PROBLEM TO WORK ON
Copy each line below in which the word "title" occurs.

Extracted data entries
## START

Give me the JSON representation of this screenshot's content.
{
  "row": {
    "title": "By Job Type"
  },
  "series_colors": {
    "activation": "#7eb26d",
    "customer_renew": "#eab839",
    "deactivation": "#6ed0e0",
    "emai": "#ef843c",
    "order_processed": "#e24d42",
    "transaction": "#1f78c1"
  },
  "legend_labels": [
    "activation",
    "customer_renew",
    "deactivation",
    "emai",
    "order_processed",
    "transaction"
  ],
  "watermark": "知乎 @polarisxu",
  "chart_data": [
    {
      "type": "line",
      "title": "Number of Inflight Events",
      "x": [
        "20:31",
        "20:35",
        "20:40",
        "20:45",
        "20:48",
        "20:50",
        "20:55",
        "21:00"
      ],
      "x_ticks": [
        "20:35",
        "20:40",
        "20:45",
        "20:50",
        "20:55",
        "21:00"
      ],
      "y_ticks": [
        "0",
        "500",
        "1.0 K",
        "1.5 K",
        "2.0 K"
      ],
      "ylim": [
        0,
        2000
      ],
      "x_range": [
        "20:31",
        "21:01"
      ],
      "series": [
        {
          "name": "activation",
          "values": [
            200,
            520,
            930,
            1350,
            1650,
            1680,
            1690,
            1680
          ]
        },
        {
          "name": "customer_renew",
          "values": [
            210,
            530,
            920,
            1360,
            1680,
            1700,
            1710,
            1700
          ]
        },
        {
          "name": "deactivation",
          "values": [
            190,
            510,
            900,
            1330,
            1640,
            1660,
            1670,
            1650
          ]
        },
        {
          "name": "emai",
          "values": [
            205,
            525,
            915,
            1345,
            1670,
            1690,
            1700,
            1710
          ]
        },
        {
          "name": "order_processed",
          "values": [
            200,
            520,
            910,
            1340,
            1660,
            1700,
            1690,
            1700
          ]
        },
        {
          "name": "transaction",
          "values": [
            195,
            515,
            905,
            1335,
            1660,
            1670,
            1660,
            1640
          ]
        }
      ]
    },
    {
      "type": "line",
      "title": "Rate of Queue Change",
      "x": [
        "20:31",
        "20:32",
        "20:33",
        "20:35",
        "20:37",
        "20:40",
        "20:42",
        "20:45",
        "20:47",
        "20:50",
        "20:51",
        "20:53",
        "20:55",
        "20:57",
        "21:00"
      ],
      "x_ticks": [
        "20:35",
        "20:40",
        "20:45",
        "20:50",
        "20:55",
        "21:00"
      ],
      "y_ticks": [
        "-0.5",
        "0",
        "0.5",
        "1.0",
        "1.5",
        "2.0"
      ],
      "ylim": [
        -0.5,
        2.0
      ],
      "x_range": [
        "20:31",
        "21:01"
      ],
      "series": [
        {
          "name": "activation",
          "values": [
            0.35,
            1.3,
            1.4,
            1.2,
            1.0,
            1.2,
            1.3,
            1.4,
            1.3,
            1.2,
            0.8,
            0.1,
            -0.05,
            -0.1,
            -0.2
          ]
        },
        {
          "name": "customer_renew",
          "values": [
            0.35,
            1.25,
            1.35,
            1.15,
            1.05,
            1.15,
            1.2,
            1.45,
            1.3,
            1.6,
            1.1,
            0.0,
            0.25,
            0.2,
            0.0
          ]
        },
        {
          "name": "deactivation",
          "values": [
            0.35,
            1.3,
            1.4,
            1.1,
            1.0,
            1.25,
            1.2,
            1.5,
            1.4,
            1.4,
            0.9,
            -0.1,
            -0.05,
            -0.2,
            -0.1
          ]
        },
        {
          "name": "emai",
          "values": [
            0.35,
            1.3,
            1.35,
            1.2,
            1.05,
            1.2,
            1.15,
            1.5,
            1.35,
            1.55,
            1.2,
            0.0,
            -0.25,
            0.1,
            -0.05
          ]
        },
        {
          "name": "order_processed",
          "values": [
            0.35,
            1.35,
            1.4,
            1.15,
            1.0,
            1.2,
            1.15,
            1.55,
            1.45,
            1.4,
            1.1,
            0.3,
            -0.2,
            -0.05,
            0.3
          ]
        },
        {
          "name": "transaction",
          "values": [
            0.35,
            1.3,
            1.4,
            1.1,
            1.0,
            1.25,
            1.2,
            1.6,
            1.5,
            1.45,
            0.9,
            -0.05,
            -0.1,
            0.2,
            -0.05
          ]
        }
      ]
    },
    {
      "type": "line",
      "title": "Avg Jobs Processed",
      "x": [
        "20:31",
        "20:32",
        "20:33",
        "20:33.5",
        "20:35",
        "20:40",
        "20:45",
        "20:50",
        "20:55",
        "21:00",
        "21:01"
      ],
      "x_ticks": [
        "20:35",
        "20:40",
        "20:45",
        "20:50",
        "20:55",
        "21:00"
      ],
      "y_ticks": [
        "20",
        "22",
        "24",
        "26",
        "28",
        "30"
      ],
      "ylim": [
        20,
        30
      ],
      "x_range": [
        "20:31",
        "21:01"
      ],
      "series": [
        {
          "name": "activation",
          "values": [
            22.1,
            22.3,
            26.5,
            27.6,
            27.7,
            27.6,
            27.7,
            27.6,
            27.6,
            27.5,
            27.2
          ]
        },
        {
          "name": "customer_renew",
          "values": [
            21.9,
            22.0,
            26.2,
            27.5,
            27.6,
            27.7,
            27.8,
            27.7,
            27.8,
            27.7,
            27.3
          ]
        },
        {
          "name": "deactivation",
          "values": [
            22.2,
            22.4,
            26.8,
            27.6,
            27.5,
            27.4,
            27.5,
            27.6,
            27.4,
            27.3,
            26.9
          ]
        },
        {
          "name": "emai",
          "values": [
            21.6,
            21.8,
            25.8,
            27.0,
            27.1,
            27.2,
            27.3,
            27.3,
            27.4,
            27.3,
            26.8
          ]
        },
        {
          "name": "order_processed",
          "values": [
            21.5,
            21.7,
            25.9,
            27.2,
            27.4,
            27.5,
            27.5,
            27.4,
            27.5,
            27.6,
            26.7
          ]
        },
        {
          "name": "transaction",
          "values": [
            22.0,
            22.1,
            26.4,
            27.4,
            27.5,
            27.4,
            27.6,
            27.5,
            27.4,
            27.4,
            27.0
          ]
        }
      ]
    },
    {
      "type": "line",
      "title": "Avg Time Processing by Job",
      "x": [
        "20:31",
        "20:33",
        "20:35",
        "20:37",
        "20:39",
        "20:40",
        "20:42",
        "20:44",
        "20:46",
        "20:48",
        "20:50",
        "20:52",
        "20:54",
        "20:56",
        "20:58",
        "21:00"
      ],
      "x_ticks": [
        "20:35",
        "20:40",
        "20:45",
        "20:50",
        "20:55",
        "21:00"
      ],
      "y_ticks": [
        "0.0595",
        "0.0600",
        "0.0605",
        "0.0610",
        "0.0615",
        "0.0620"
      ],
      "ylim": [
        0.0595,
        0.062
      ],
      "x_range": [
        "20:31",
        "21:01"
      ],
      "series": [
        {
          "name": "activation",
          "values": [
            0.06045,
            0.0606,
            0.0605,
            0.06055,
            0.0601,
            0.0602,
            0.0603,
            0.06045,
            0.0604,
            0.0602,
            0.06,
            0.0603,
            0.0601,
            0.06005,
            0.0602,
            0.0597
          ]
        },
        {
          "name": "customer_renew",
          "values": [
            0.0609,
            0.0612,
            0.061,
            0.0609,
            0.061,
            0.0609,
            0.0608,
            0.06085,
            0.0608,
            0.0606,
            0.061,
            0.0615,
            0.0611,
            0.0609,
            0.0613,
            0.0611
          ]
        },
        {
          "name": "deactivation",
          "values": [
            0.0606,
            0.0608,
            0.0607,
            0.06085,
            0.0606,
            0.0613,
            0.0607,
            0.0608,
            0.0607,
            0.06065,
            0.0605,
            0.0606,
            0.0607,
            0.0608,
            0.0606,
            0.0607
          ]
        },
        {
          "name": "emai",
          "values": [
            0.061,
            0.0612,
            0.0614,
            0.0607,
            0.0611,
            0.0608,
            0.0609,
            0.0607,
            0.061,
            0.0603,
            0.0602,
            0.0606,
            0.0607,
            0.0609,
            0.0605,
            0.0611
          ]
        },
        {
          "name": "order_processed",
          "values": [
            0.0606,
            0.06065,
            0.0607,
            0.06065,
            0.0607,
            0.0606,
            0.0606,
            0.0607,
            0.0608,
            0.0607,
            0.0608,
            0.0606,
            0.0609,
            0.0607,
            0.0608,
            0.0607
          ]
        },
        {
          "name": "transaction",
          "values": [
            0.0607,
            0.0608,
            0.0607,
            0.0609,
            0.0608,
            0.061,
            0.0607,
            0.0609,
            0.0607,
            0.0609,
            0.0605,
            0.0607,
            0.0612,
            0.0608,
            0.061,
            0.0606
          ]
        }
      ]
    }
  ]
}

## END

ANSWER BELOW
    "title": "By Job Type"
      "title": "Number of Inflight Events",
      "title": "Rate of Queue Change",
      "title": "Avg Jobs Processed",
      "title": "Avg Time Processing by Job",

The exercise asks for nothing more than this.